Records excerpted from a collection
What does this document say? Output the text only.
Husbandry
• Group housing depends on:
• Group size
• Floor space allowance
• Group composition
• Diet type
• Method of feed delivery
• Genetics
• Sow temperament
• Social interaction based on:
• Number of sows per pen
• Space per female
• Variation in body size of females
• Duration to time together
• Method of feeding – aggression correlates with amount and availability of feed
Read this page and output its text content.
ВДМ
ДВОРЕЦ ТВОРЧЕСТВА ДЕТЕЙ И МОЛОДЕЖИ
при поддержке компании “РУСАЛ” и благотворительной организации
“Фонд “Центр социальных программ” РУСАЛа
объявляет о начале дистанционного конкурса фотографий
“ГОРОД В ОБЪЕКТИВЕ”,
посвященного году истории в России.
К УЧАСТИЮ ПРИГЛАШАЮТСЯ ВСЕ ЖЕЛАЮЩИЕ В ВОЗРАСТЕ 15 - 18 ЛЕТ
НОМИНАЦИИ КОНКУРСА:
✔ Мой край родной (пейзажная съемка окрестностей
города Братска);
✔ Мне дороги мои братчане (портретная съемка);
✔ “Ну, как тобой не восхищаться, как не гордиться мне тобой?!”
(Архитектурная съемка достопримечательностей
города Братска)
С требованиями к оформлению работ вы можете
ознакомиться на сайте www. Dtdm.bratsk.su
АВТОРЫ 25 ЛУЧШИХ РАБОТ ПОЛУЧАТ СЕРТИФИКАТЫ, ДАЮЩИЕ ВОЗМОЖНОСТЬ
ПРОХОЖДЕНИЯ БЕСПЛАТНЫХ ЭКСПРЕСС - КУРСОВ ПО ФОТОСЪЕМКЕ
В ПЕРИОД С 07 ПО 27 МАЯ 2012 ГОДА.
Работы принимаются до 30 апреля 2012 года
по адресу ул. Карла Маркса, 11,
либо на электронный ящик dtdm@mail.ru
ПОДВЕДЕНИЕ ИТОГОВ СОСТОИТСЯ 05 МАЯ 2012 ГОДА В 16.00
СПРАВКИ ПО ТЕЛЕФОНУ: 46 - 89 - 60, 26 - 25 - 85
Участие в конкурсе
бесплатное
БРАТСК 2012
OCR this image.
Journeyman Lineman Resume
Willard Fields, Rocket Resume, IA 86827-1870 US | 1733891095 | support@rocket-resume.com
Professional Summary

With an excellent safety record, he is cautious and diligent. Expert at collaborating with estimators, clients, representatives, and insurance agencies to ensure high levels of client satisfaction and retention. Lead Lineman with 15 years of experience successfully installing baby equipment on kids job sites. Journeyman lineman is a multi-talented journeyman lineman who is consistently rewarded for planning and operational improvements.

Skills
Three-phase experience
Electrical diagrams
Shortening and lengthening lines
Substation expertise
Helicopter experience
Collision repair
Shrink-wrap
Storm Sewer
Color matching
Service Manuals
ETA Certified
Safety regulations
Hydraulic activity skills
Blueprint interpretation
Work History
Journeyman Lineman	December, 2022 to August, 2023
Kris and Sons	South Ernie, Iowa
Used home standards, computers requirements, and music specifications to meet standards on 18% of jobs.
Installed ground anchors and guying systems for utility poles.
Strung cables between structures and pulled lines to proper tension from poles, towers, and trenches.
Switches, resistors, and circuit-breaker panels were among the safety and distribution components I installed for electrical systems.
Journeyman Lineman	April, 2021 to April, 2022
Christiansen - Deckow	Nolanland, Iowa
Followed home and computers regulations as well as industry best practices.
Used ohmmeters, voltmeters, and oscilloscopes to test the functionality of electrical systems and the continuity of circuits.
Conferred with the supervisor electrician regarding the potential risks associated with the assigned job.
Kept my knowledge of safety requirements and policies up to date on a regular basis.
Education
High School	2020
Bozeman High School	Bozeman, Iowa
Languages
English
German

- What needs to be done
Please repeat the listing above in full and exactly.

- Written solution
What does this document say? Output the text only.
Husbandry
• Group housing depends on:
• Group size
• Floor space allowance
• Group composition
• Diet type
• Method of feed delivery
• Genetics
• Sow temperament
• Social interaction based on:
• Number of sows per pen
• Space per female
• Variation in body size of females
• Duration to time together
• Method of feeding – aggression correlates with amount and availability of feed
Read this page and output its text content.
ВДМ
ДВОРЕЦ ТВОРЧЕСТВА ДЕТЕЙ И МОЛОДЕЖИ
при поддержке компании “РУСАЛ” и благотворительной организации
“Фонд “Центр социальных программ” РУСАЛа
объявляет о начале дистанционного конкурса фотографий
“ГОРОД В ОБЪЕКТИВЕ”,
посвященного году истории в России.
К УЧАСТИЮ ПРИГЛАШАЮТСЯ ВСЕ ЖЕЛАЮЩИЕ В ВОЗРАСТЕ 15 - 18 ЛЕТ
НОМИНАЦИИ КОНКУРСА:
✔ Мой край родной (пейзажная съемка окрестностей
города Братска);
✔ Мне дороги мои братчане (портретная съемка);
✔ “Ну, как тобой не восхищаться, как не гордиться мне тобой?!”
(Архитектурная съемка достопримечательностей
города Братска)
С требованиями к оформлению работ вы можете
ознакомиться на сайте www. Dtdm.bratsk.su
АВТОРЫ 25 ЛУЧШИХ РАБОТ ПОЛУЧАТ СЕРТИФИКАТЫ, ДАЮЩИЕ ВОЗМОЖНОСТЬ
ПРОХОЖДЕНИЯ БЕСПЛАТНЫХ ЭКСПРЕСС - КУРСОВ ПО ФОТОСЪЕМКЕ
В ПЕРИОД С 07 ПО 27 МАЯ 2012 ГОДА.
Работы принимаются до 30 апреля 2012 года
по адресу ул. Карла Маркса, 11,
либо на электронный ящик dtdm@mail.ru
ПОДВЕДЕНИЕ ИТОГОВ СОСТОИТСЯ 05 МАЯ 2012 ГОДА В 16.00
СПРАВКИ ПО ТЕЛЕФОНУ: 46 - 89 - 60, 26 - 25 - 85
Участие в конкурсе
бесплатное
БРАТСК 2012
OCR this image.
Journeyman Lineman Resume
Willard Fields, Rocket Resume, IA 86827-1870 US | 1733891095 | support@rocket-resume.com
Professional Summary

With an excellent safety record, he is cautious and diligent. Expert at collaborating with estimators, clients, representatives, and insurance agencies to ensure high levels of client satisfaction and retention. Lead Lineman with 15 years of experience successfully installing baby equipment on kids job sites. Journeyman lineman is a multi-talented journeyman lineman who is consistently rewarded for planning and operational improvements.

Skills
Three-phase experience
Electrical diagrams
Shortening and lengthening lines
Substation expertise
Helicopter experience
Collision repair
Shrink-wrap
Storm Sewer
Color matching
Service Manuals
ETA Certified
Safety regulations
Hydraulic activity skills
Blueprint interpretation
Work History
Journeyman Lineman	December, 2022 to August, 2023
Kris and Sons	South Ernie, Iowa
Used home standards, computers requirements, and music specifications to meet standards on 18% of jobs.
Installed ground anchors and guying systems for utility poles.
Strung cables between structures and pulled lines to proper tension from poles, towers, and trenches.
Switches, resistors, and circuit-breaker panels were among the safety and distribution components I installed for electrical systems.
Journeyman Lineman	April, 2021 to April, 2022
Christiansen - Deckow	Nolanland, Iowa
Followed home and computers regulations as well as industry best practices.
Used ohmmeters, voltmeters, and oscilloscopes to test the functionality of electrical systems and the continuity of circuits.
Conferred with the supervisor electrician regarding the potential risks associated with the assigned job.
Kept my knowledge of safety requirements and policies up to date on a regular basis.
Education
High School	2020
Bozeman High School	Bozeman, Iowa
Languages
English
German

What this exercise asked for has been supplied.